§ Required work
Search the material for the word "title" and report each line where it turns up.
--- Start of Raw data ---
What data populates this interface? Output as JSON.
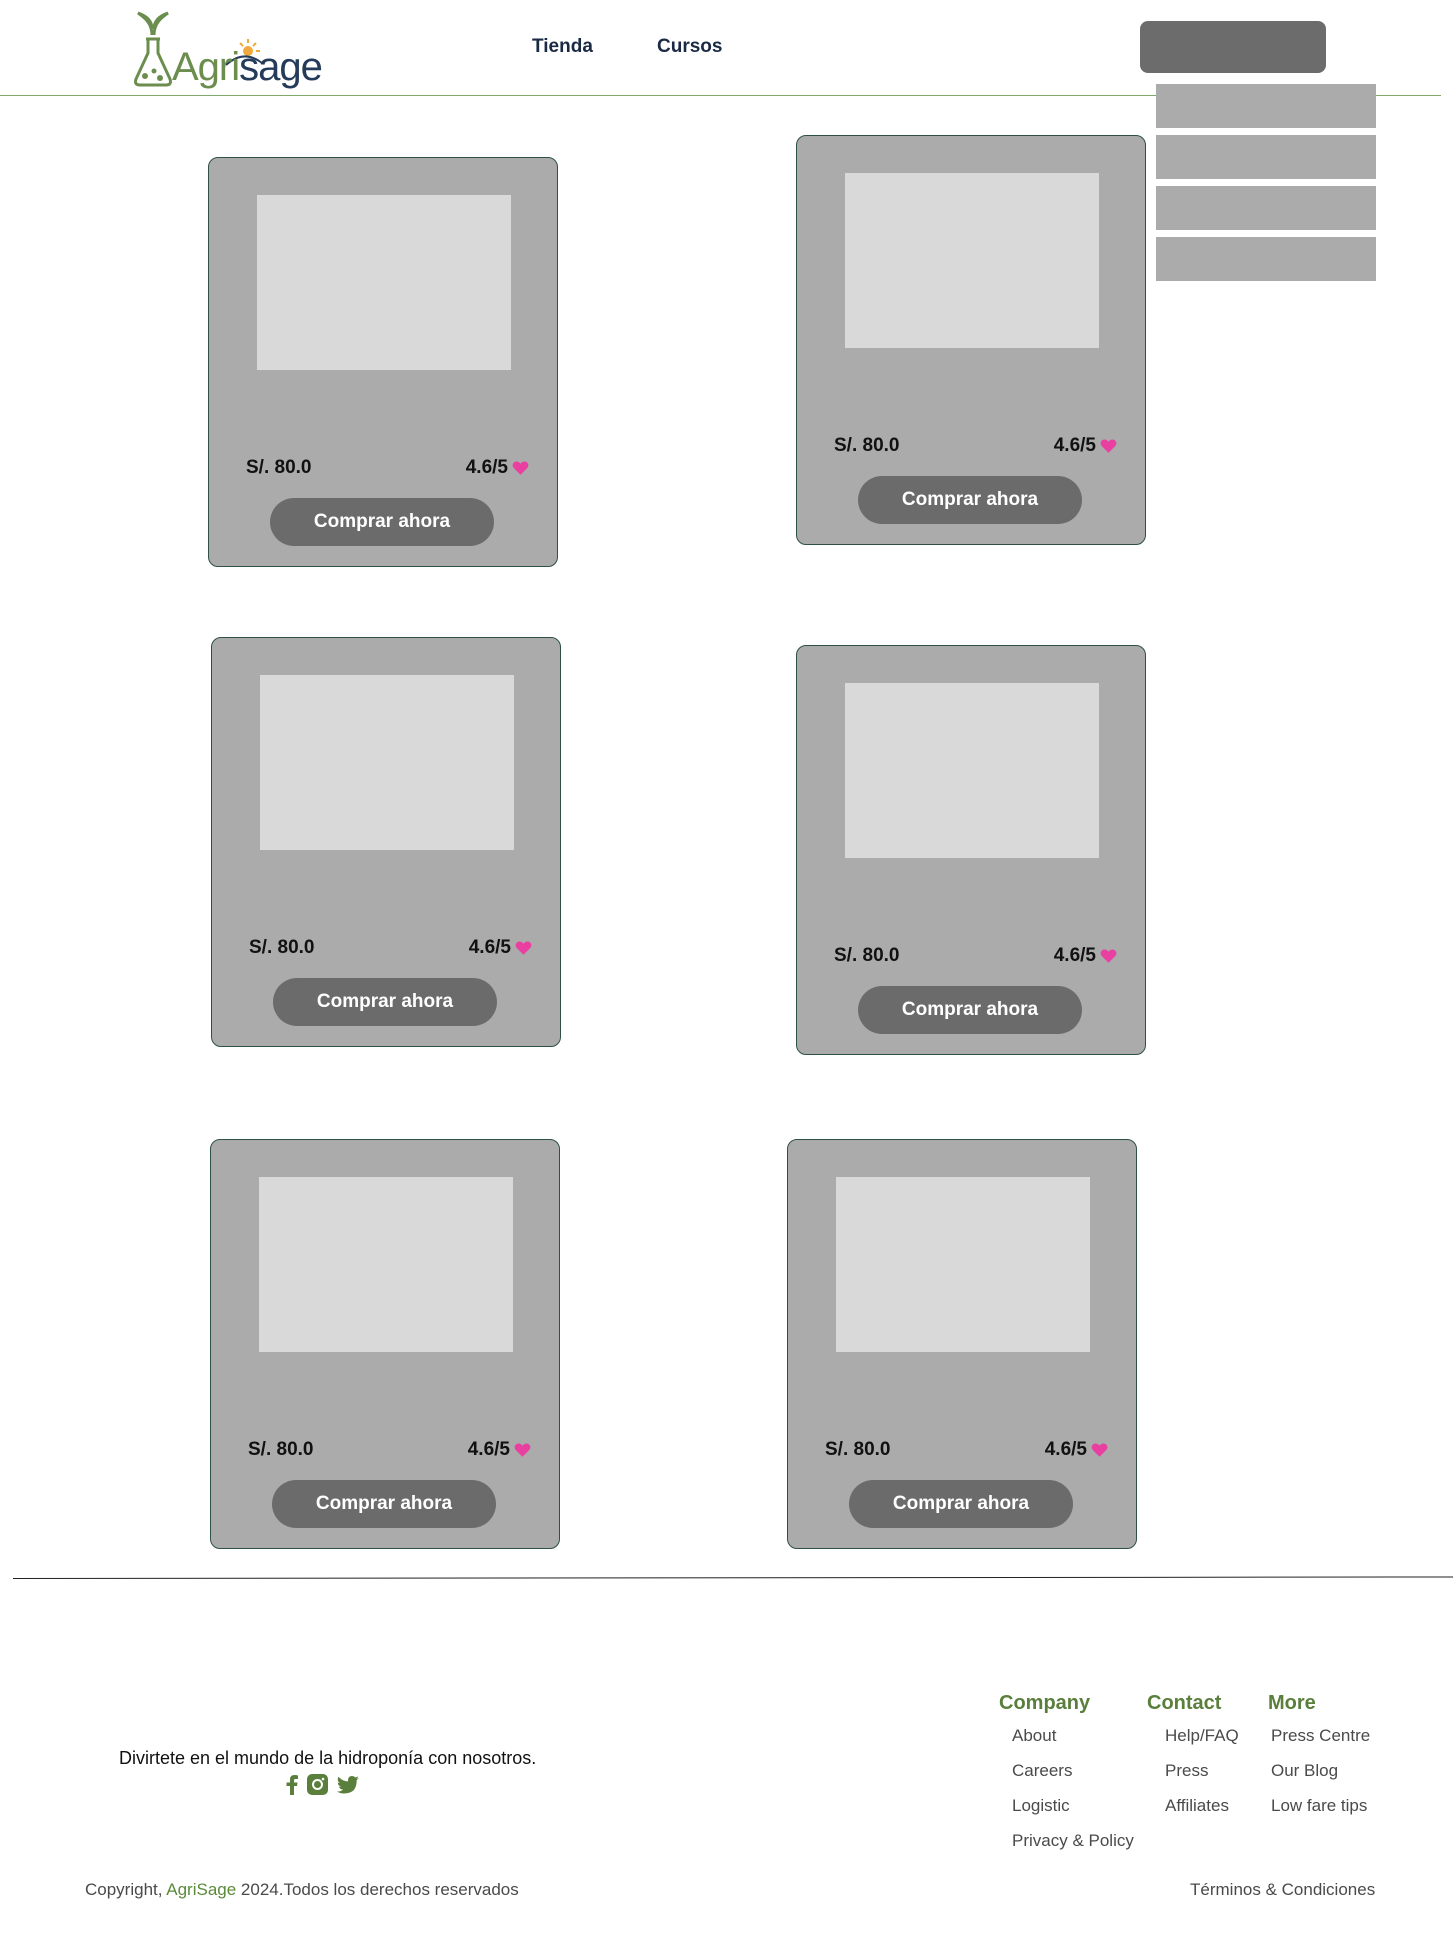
{
  "header": {
    "brand": {
      "part1": "Agri",
      "part2": "sage"
    },
    "nav": [
      {
        "label": "Tienda"
      },
      {
        "label": "Cursos"
      }
    ]
  },
  "cards": [
    {
      "price": "S/. 80.0",
      "rating": "4.6/5",
      "button": "Comprar ahora"
    },
    {
      "price": "S/. 80.0",
      "rating": "4.6/5",
      "button": "Comprar ahora"
    },
    {
      "price": "S/. 80.0",
      "rating": "4.6/5",
      "button": "Comprar ahora"
    },
    {
      "price": "S/. 80.0",
      "rating": "4.6/5",
      "button": "Comprar ahora"
    },
    {
      "price": "S/. 80.0",
      "rating": "4.6/5",
      "button": "Comprar ahora"
    },
    {
      "price": "S/. 80.0",
      "rating": "4.6/5",
      "button": "Comprar ahora"
    }
  ],
  "footer": {
    "tagline": "Divirtete en el mundo de la hidroponía con nosotros.",
    "social": [
      "facebook-icon",
      "instagram-icon",
      "twitter-icon"
    ],
    "columns": [
      {
        "title": "Company",
        "links": [
          "About",
          "Careers",
          "Logistic",
          "Privacy & Policy"
        ]
      },
      {
        "title": "Contact",
        "links": [
          "Help/FAQ",
          "Press",
          "Affiliates"
        ]
      },
      {
        "title": "More",
        "links": [
          "Press Centre",
          "Our Blog",
          "Low fare tips"
        ]
      }
    ],
    "copyright_prefix": "Copyright, ",
    "copyright_brand": "AgriSage",
    "copyright_suffix": " 2024.Todos los derechos reservados",
    "terms": "Términos & Condiciones"
  },
  "colors": {
    "brand_green": "#6b8e4e",
    "heart": "#e83fa0",
    "card_bg": "#ababab"
  }
}
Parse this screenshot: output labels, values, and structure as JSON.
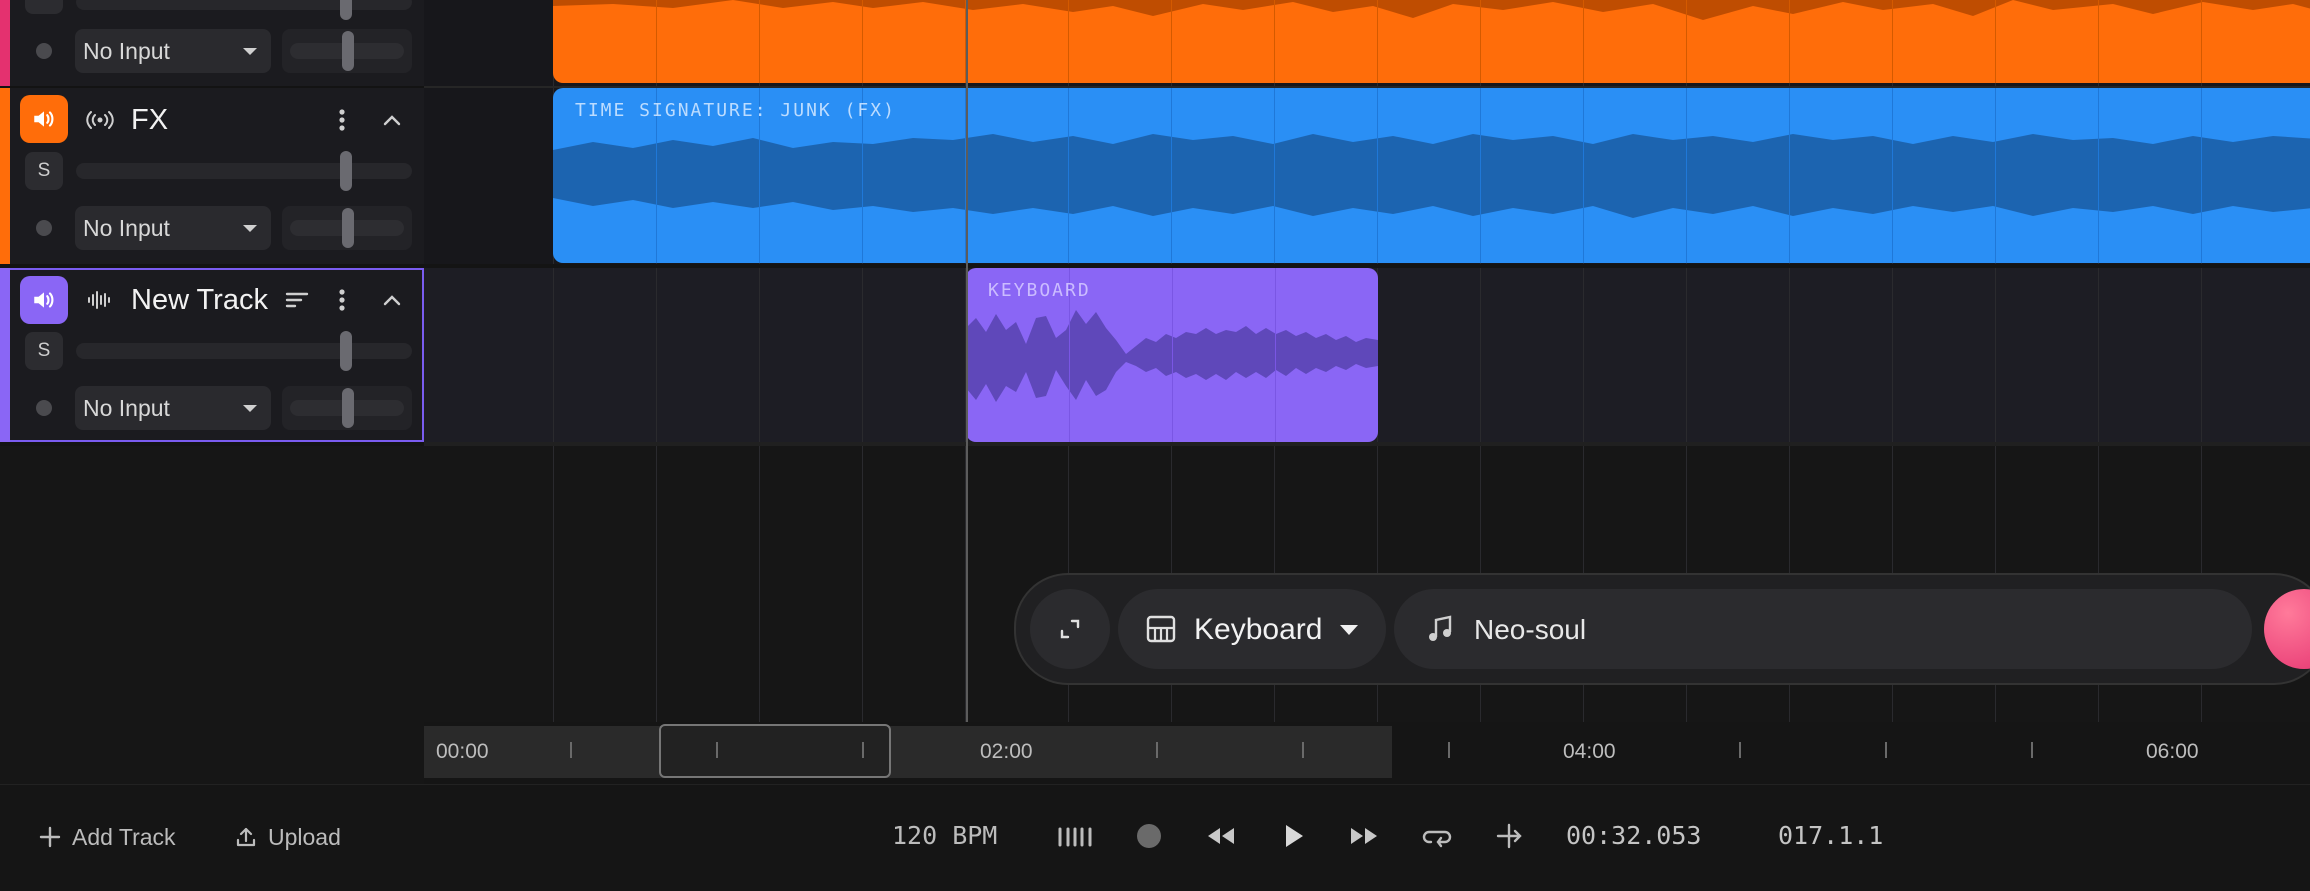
--- End of Raw data ---
§ Exercise solution
        "title": "Company",
        "title": "Contact",
        "title": "More",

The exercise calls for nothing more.